■ Set exercise: Lines containing the word "Gauss" are the ones to copy from the records below.

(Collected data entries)
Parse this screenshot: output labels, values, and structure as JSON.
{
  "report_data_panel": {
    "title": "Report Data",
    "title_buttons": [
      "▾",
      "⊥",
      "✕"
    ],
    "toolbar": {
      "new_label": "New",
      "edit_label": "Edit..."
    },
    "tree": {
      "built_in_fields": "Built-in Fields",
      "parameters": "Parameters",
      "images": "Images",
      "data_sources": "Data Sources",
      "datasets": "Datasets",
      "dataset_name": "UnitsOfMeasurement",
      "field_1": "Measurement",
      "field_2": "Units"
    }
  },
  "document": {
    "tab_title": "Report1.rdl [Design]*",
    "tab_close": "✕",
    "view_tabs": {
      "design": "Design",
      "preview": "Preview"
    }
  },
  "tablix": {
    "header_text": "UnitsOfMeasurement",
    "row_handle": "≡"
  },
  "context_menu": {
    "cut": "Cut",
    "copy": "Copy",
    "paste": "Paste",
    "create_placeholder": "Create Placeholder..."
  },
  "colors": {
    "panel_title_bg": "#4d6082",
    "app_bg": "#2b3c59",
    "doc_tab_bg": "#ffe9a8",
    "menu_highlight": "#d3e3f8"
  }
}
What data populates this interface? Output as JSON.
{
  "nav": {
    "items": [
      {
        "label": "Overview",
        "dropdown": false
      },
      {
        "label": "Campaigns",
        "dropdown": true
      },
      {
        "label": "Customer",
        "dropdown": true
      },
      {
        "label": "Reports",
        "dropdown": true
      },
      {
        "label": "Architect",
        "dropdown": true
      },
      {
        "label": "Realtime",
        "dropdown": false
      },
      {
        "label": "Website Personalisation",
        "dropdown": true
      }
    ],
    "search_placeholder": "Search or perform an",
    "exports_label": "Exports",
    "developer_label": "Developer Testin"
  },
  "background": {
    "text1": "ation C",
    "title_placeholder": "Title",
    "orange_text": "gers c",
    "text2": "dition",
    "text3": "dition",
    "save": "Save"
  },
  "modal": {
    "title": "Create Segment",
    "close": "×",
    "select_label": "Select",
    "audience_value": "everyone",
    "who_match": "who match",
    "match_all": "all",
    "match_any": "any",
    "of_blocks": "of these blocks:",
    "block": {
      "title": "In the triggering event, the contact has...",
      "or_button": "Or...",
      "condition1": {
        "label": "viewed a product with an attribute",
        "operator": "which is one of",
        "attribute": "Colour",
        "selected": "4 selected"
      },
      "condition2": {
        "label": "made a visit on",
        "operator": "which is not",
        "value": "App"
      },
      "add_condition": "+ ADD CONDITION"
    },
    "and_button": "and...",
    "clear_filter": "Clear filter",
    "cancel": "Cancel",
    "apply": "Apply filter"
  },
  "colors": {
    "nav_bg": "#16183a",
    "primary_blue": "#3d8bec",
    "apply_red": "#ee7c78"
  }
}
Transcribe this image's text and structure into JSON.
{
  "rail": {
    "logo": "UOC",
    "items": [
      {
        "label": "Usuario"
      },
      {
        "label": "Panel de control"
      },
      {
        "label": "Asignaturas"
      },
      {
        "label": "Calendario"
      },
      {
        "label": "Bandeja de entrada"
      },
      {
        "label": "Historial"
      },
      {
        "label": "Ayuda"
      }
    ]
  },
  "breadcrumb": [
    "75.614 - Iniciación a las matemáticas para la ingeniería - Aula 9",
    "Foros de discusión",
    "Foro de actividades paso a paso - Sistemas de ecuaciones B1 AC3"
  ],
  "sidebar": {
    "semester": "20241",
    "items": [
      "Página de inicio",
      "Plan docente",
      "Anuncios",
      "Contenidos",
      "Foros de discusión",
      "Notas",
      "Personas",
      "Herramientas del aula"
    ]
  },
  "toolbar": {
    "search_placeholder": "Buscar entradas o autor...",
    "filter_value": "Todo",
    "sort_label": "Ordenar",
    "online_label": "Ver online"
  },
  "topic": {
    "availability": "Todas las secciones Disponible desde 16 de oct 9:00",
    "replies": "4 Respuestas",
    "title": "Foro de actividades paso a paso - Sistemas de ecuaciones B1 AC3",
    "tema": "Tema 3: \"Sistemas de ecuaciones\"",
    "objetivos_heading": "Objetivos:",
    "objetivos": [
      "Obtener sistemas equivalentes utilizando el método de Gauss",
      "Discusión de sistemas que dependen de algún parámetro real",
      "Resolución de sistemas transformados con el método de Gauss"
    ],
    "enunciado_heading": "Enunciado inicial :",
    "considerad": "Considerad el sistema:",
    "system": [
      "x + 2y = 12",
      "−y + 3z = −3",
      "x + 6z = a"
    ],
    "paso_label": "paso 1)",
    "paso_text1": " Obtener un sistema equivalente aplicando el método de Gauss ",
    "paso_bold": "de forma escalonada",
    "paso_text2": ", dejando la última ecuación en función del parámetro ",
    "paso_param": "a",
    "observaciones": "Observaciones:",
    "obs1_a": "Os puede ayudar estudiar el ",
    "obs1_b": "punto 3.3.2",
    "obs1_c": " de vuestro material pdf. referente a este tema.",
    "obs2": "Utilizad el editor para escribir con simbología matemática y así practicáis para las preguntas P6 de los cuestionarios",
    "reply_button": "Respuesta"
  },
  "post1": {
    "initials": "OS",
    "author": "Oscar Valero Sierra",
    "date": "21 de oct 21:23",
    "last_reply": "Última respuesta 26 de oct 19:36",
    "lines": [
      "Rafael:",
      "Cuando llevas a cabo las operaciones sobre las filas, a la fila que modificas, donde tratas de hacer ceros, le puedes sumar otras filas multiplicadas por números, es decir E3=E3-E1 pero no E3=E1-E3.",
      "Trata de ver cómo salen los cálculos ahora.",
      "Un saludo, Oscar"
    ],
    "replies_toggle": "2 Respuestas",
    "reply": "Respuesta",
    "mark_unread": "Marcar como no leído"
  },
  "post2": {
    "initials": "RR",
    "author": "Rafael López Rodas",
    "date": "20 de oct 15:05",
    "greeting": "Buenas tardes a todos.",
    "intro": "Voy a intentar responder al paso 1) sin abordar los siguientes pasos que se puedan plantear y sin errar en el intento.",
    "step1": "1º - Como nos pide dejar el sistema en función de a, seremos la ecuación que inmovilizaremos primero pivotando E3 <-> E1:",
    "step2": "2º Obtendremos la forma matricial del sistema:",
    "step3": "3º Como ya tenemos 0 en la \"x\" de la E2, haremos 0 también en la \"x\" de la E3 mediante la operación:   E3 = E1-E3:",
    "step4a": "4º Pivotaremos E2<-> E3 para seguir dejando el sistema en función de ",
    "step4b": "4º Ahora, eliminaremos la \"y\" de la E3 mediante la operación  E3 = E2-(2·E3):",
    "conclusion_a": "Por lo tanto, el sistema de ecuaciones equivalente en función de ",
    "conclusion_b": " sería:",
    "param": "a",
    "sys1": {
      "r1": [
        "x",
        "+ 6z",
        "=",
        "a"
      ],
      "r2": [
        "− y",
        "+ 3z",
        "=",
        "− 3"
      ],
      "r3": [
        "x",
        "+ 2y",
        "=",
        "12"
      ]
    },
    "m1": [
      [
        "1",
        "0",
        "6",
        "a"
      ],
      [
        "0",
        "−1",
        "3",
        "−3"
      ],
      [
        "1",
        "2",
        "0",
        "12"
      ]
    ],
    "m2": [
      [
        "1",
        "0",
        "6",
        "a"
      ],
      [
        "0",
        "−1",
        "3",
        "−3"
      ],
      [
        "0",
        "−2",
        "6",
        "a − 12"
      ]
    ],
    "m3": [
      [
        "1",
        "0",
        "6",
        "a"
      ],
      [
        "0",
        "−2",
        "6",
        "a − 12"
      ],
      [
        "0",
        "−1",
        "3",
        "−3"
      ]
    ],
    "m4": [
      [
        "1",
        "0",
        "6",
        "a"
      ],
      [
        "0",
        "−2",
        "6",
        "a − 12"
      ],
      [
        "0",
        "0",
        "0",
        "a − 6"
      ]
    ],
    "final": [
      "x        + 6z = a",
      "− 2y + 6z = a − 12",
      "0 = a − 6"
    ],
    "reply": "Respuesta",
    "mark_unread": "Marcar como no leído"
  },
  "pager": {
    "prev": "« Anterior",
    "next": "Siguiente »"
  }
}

■ Response:
      "Obtener sistemas equivalentes utilizando el método de Gauss",
      "Resolución de sistemas transformados con el método de Gauss"
    "paso_text1": " Obtener un sistema equivalente aplicando el método de Gauss ",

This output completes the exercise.